▸ **Your objective**:
Return all of the entries word for word, but omit the pictures they contain.

[Extracts from a graphics dataset]
○ ○ ○ ○ ○
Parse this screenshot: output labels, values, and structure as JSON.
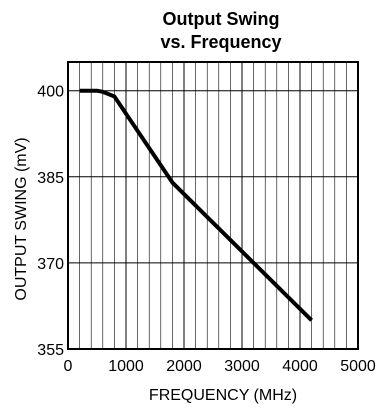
{
  "chart_data": {
    "type": "line",
    "title_lines": [
      "Output Swing",
      "vs. Frequency"
    ],
    "xlabel": "FREQUENCY (MHz)",
    "ylabel": "OUTPUT SWING (mV)",
    "xlim": [
      0,
      5000
    ],
    "ylim": [
      355,
      405
    ],
    "x_ticks": [
      0,
      1000,
      2000,
      3000,
      4000,
      5000
    ],
    "x_tick_labels": [
      "0",
      "1000",
      "2000",
      "3000",
      "4000",
      "5000"
    ],
    "y_ticks": [
      355,
      370,
      385,
      400
    ],
    "y_tick_labels": [
      "355",
      "370",
      "385",
      "400"
    ],
    "x_minor_step": 200,
    "grid": true,
    "series": [
      {
        "x": [
          200,
          500,
          600,
          800,
          1800,
          4200
        ],
        "y": [
          400,
          400,
          399.8,
          399,
          384,
          360
        ],
        "color": "#000000"
      }
    ]
  }
}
○ ○ ○ ○ ○
▸ **Exercise response**:
Parse this screenshot: output labels, values, and structure as JSON.
{
  "chart_data": {
    "type": "line",
    "title_lines": [
      "Output Swing",
      "vs. Frequency"
    ],
    "xlabel": "FREQUENCY (MHz)",
    "ylabel": "OUTPUT SWING (mV)",
    "xlim": [
      0,
      5000
    ],
    "ylim": [
      355,
      405
    ],
    "x_ticks": [
      0,
      1000,
      2000,
      3000,
      4000,
      5000
    ],
    "x_tick_labels": [
      "0",
      "1000",
      "2000",
      "3000",
      "4000",
      "5000"
    ],
    "y_ticks": [
      355,
      370,
      385,
      400
    ],
    "y_tick_labels": [
      "355",
      "370",
      "385",
      "400"
    ],
    "x_minor_step": 200,
    "grid": true,
    "series": [
      {
        "x": [
          200,
          500,
          600,
          800,
          1800,
          4200
        ],
        "y": [
          400,
          400,
          399.8,
          399,
          384,
          360
        ],
        "color": "#000000"
      }
    ]
  }
}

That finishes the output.